-- begin Record extracts --

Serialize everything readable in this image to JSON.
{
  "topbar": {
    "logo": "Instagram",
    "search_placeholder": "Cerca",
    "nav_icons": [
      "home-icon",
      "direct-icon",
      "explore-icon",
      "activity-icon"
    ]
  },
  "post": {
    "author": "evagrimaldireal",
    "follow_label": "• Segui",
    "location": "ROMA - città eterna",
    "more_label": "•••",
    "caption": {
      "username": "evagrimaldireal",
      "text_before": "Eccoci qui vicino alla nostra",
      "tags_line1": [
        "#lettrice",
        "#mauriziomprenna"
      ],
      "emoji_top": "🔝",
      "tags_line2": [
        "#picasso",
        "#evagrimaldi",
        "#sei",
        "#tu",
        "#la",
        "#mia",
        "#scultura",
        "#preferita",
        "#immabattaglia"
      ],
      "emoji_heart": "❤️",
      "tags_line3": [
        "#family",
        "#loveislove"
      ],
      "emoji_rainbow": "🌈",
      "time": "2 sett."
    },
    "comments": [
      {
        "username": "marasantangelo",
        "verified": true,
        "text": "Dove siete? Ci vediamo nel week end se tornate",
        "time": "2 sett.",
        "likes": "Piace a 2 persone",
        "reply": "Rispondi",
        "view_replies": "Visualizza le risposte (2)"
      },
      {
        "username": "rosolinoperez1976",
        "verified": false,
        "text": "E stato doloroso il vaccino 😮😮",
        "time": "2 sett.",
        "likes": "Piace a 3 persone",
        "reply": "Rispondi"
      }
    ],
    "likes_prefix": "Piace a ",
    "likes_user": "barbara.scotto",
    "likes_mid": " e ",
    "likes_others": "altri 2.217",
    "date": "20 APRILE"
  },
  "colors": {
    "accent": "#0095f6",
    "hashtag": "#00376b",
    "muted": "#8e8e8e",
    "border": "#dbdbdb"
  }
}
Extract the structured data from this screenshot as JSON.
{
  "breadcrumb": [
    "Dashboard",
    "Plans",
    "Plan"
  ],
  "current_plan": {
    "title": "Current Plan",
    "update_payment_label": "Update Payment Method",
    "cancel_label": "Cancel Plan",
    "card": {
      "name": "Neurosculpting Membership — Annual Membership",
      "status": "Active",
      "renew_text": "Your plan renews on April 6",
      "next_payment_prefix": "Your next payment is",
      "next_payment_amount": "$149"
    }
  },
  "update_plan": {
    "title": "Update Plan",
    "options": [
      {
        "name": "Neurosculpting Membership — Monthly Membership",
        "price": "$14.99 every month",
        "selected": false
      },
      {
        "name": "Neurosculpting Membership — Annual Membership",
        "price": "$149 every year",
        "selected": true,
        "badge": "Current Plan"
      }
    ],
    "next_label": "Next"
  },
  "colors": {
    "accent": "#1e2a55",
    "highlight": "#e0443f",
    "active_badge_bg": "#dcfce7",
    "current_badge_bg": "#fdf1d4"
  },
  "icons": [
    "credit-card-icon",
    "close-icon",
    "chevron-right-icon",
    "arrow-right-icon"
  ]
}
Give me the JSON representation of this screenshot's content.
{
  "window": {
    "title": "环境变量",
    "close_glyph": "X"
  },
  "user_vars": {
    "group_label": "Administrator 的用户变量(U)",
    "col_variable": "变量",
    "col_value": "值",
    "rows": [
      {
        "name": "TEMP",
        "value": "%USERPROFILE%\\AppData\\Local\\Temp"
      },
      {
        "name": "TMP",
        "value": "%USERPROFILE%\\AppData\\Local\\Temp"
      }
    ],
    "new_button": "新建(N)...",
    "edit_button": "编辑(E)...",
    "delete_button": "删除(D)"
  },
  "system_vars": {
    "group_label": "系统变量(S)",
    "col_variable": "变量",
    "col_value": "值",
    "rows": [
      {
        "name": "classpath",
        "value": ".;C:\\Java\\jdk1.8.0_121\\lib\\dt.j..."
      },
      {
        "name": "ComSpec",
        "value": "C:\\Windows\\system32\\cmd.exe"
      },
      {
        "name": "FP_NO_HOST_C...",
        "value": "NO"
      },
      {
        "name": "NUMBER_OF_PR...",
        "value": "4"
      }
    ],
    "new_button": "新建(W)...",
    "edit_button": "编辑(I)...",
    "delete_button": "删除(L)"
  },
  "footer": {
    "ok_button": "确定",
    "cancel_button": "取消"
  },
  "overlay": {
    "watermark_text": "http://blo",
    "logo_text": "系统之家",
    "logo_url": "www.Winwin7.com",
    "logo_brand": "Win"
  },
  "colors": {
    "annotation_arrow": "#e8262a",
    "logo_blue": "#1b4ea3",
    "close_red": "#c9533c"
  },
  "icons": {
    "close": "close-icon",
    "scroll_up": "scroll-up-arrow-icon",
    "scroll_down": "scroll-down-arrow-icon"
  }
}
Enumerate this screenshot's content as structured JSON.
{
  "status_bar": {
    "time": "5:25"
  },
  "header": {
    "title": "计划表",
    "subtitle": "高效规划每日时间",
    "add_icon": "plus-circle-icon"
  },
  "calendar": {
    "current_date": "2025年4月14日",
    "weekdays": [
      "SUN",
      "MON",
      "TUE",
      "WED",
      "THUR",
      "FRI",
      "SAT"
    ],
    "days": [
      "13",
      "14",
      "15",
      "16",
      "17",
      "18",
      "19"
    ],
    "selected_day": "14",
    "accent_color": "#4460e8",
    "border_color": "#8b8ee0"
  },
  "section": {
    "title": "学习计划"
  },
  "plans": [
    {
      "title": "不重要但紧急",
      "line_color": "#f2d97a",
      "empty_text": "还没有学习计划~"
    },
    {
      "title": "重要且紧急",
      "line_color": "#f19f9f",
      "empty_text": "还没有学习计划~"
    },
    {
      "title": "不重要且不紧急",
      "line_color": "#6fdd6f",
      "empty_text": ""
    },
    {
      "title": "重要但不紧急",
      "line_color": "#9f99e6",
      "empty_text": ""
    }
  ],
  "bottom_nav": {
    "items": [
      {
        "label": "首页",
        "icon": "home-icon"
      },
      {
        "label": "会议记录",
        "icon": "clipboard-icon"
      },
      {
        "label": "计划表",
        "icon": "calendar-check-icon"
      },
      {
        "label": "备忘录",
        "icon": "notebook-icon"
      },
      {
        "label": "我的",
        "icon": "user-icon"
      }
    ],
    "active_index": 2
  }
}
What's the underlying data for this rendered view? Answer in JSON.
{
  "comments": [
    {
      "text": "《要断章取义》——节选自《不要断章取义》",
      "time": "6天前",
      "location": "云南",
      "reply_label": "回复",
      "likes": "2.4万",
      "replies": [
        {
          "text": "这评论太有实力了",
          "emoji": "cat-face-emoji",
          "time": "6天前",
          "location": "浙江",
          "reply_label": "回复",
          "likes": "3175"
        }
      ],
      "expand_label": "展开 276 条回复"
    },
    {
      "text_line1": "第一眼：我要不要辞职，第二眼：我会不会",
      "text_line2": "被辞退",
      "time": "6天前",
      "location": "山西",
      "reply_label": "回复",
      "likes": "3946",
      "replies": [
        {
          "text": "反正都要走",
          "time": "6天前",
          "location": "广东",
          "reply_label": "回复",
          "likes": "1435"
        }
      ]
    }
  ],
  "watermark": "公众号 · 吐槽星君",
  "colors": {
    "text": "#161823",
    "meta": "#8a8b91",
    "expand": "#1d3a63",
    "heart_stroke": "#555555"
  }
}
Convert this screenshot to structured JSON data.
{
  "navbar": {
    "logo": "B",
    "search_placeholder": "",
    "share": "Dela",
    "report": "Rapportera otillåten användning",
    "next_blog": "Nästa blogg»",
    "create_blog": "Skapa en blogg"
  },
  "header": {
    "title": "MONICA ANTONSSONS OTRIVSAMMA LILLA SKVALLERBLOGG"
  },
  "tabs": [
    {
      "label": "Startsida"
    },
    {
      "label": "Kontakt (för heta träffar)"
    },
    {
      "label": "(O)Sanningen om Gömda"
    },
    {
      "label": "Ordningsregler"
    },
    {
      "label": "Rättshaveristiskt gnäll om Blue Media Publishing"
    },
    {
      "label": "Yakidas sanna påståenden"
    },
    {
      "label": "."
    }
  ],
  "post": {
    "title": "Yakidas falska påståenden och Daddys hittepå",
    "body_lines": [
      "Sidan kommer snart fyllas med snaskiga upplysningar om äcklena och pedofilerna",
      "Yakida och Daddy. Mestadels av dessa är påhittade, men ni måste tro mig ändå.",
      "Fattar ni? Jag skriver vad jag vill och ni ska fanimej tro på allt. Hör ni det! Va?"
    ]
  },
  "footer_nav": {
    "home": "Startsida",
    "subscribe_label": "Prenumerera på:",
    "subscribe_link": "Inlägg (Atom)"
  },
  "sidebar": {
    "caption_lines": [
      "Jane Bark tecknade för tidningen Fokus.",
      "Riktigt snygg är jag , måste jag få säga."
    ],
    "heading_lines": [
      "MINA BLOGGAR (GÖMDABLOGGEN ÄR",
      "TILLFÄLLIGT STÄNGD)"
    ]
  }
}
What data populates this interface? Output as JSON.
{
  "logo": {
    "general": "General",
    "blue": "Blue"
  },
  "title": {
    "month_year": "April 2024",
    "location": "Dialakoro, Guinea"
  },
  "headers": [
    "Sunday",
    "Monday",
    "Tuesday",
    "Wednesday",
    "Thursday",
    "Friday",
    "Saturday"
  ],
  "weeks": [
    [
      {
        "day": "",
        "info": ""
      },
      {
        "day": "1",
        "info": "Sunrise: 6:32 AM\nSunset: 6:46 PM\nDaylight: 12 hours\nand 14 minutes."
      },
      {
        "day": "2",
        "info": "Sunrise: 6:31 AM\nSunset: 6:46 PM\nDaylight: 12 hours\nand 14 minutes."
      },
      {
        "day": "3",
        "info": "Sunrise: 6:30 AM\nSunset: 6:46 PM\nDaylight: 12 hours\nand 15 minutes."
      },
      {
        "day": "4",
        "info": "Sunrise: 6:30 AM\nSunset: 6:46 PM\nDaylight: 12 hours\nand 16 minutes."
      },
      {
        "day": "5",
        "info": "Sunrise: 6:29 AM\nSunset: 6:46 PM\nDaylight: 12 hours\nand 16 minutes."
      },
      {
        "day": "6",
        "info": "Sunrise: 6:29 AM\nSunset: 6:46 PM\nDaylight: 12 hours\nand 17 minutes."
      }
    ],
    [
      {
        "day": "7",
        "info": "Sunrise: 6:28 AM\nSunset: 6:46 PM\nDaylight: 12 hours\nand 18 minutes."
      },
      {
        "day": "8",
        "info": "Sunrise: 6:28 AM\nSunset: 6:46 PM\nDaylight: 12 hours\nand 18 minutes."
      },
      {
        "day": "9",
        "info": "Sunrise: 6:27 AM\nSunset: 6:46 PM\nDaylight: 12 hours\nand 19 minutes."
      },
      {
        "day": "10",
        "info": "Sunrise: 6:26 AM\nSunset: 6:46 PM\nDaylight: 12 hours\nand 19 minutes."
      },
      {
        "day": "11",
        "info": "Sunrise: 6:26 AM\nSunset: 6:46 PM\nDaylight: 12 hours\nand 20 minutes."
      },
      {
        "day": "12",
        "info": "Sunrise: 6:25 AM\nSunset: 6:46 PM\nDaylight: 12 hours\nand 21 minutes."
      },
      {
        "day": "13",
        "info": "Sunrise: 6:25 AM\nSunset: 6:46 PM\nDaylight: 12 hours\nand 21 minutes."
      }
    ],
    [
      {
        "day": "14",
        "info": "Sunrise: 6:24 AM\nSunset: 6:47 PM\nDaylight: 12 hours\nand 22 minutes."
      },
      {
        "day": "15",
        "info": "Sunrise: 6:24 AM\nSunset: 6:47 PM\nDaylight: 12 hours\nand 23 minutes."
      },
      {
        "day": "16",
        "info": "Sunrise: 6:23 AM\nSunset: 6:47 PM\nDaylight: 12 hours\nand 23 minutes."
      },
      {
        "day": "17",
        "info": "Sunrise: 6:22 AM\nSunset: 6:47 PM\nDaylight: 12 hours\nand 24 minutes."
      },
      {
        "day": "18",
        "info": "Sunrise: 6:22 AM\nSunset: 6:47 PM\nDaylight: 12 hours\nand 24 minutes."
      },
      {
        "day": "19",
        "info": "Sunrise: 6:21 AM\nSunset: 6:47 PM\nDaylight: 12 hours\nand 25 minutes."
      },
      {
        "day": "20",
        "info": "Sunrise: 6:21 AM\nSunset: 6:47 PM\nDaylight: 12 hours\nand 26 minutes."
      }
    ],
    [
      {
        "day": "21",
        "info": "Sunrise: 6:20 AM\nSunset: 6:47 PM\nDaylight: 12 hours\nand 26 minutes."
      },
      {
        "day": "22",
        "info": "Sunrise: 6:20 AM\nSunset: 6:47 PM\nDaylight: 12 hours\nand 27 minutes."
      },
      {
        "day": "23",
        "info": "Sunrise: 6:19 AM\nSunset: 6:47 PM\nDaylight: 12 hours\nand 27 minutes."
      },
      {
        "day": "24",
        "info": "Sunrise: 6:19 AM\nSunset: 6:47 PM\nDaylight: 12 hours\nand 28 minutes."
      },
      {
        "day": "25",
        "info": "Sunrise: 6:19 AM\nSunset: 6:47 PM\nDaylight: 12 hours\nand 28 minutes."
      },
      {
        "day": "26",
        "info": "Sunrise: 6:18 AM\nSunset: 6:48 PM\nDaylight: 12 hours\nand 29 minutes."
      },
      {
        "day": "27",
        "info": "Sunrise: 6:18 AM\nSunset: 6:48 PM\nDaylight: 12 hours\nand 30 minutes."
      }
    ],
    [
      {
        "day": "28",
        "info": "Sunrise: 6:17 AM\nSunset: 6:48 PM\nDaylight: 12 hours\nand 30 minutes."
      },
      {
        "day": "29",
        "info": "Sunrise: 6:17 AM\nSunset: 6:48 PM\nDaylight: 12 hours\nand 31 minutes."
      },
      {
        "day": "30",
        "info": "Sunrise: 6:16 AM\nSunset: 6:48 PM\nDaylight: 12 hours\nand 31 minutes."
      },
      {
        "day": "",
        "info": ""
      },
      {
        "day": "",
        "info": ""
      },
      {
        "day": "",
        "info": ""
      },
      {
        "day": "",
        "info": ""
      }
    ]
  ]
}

-- end Record extracts --

:: What the task requires ::
What is the number of lines in the records that contain the string "Annual"? Give only that number.

:: Output of the task ::
2